===== Material

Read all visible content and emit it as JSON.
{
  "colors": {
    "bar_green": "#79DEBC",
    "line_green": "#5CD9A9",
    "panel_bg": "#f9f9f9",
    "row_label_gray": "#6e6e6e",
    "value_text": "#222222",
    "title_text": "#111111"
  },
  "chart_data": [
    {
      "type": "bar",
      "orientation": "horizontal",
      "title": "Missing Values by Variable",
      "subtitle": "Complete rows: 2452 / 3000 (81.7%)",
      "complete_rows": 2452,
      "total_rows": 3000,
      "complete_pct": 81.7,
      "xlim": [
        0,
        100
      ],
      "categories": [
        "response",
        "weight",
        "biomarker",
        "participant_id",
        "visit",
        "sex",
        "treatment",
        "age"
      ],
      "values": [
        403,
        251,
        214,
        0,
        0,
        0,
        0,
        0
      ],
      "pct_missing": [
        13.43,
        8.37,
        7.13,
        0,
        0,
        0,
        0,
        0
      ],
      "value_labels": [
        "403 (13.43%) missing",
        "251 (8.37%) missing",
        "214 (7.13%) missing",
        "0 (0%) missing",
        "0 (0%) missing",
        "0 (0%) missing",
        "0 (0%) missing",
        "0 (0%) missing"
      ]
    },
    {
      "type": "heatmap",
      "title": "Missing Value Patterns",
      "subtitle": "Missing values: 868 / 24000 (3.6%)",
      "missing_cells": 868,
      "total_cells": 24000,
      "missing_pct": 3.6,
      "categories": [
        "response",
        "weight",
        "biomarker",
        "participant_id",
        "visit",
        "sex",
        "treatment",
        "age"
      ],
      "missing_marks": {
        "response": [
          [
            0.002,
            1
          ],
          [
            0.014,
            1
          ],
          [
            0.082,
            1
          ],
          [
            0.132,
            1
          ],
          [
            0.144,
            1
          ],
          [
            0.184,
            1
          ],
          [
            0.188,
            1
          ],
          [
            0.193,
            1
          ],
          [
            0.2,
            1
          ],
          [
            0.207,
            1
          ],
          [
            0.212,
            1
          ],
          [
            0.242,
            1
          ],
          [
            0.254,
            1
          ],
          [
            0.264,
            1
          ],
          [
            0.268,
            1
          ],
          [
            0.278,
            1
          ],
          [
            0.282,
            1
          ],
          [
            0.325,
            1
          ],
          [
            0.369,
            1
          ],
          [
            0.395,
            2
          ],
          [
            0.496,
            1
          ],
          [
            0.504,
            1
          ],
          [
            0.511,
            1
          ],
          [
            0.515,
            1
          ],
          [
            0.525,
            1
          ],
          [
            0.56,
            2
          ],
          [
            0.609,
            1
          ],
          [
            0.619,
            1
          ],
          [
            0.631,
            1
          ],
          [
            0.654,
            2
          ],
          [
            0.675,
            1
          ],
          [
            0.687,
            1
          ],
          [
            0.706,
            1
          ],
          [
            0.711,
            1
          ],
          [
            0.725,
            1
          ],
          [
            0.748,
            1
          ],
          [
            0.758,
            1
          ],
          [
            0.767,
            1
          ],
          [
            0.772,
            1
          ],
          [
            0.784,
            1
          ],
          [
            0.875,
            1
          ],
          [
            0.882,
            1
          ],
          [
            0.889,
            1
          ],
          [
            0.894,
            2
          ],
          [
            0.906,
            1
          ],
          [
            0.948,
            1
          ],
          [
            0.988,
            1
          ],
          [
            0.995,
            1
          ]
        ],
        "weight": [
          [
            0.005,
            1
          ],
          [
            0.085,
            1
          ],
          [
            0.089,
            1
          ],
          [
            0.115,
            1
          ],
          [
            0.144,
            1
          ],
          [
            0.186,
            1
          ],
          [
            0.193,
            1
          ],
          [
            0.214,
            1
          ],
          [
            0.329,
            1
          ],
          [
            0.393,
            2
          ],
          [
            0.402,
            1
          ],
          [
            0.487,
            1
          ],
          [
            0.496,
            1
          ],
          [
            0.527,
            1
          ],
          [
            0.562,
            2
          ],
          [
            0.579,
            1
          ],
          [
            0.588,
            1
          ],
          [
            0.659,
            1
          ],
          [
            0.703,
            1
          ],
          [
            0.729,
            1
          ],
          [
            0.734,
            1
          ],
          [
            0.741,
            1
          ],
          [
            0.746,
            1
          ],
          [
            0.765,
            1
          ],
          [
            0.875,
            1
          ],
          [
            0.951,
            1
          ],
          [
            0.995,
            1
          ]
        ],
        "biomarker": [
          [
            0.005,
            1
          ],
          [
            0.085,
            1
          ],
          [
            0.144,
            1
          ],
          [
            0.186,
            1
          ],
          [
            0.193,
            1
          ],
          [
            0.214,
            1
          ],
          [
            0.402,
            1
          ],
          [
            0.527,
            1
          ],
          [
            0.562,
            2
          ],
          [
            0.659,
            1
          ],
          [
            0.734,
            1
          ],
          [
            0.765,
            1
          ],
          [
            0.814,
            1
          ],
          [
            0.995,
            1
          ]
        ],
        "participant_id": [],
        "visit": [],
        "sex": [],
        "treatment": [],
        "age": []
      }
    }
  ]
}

==========

=== Written exercise ===
What is the number of lines in the records that contain the string "subtitle"? Give only that number.

=== Task solution ===
2